* TASK DESCRIPTION:
Find the lines holding the string "remaining" in the data, then copy all of them.
>> begin SOURCE DATA
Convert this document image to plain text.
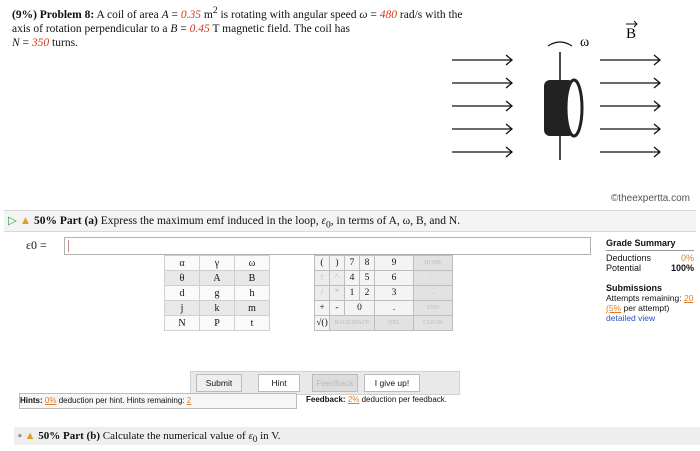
(9%) Problem 8: A coil of area A = 0.35 $m^2$ is rotating with angular speed ω = 480 rad/s with the axis of rotation perpendicular to a B = 0.45 T magnetic field. The coil has
N = 350 turns.	ω
B
©theexpertta.com
▷ ▲ 50% Part (a) Express the maximum emf induced in the loop, $\varepsilon_0$, in terms of A, ω, B, and N.
ε0 =	Grade Summary
Deductions	0%
Potential	100%
Submissions
Attempts remaining: 20
(5% per attempt)
detailed view
α	γ	ω
θ	A	B
d	g	h
j	k	m
N	P	t
(	)	7	8	9	HOME
↑	^	4	5	6	←
/	*	1	2	3	→
+	-	0		.	END
√()	BACKSPACE			DEL	CLEAR
Submit	Hint	Feedback	I give up!
Hints: 0% deduction per hint. Hints remaining: 2	Feedback: 2% deduction per feedback.
▪ ▲ 50% Part (b) Calculate the numerical value of $\varepsilon_0$ in V.
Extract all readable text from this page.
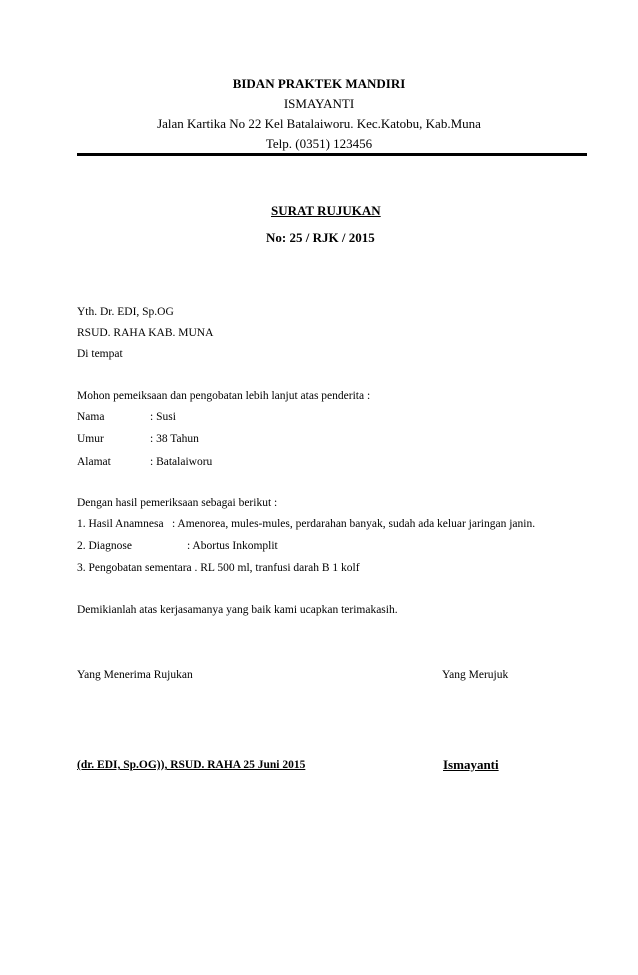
BIDAN PRAKTEK MANDIRI
ISMAYANTI
Jalan Kartika No 22 Kel Batalaiworu. Kec.Katobu, Kab.Muna
Telp. (0351) 123456
SURAT RUJUKAN
No: 25 / RJK / 2015
Yth. Dr. EDI, Sp.OG
RSUD. RAHA KAB. MUNA
Di tempat
Mohon pemeiksaan dan pengobatan lebih lanjut atas penderita :
Nama	: Susi
Umur	: 38 Tahun
Alamat	: Batalaiworu
Dengan hasil pemeriksaan sebagai berikut :
1. Hasil Anamnesa : Amenorea, mules-mules, perdarahan banyak, sudah ada keluar jaringan janin.
2. Diagnose	: Abortus Inkomplit
3. Pengobatan sementara . RL 500 ml, tranfusi darah B 1 kolf
Demikianlah atas kerjasamanya yang baik kami ucapkan terimakasih.
Yang Menerima Rujukan	Yang Merujuk
(dr. EDI, Sp.OG)), RSUD. RAHA 25 Juni 2015	Ismayanti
>> end SOURCE DATA
* THE COMPLETED TASK:
Attempts remaining: 20
Hints: 0% deduction per hint. Hints remaining: 2	Feedback: 2% deduction per feedback.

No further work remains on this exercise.